(Items from a dataset)
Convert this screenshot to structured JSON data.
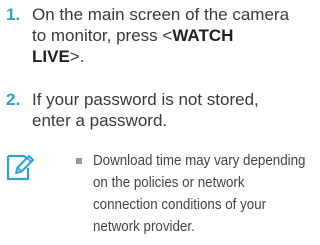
{
  "accent_color": "#2f9fd6",
  "steps": [
    {
      "number": "1.",
      "line1": "On the main screen of the camera",
      "line2_prefix": "to monitor, press <",
      "line2_bold": "WATCH",
      "line3_bold": "LIVE",
      "line3_suffix": ">."
    },
    {
      "number": "2.",
      "line1": "If your password is not stored,",
      "line2": "enter a password."
    }
  ],
  "note": {
    "icon": "note-pencil-icon",
    "lines": [
      "Download time may vary depending",
      "on the policies or network",
      "connection conditions of your",
      "network provider."
    ]
  }
}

**PROBLEM**:
Produce an exact copy of each line of data, skipping embedded images.

**COMPLETE ANSWER**:
Convert this screenshot to structured JSON data.
{
  "accent_color": "#2f9fd6",
  "steps": [
    {
      "number": "1.",
      "line1": "On the main screen of the camera",
      "line2_prefix": "to monitor, press <",
      "line2_bold": "WATCH",
      "line3_bold": "LIVE",
      "line3_suffix": ">."
    },
    {
      "number": "2.",
      "line1": "If your password is not stored,",
      "line2": "enter a password."
    }
  ],
  "note": {
    "icon": "note-pencil-icon",
    "lines": [
      "Download time may vary depending",
      "on the policies or network",
      "connection conditions of your",
      "network provider."
    ]
  }
}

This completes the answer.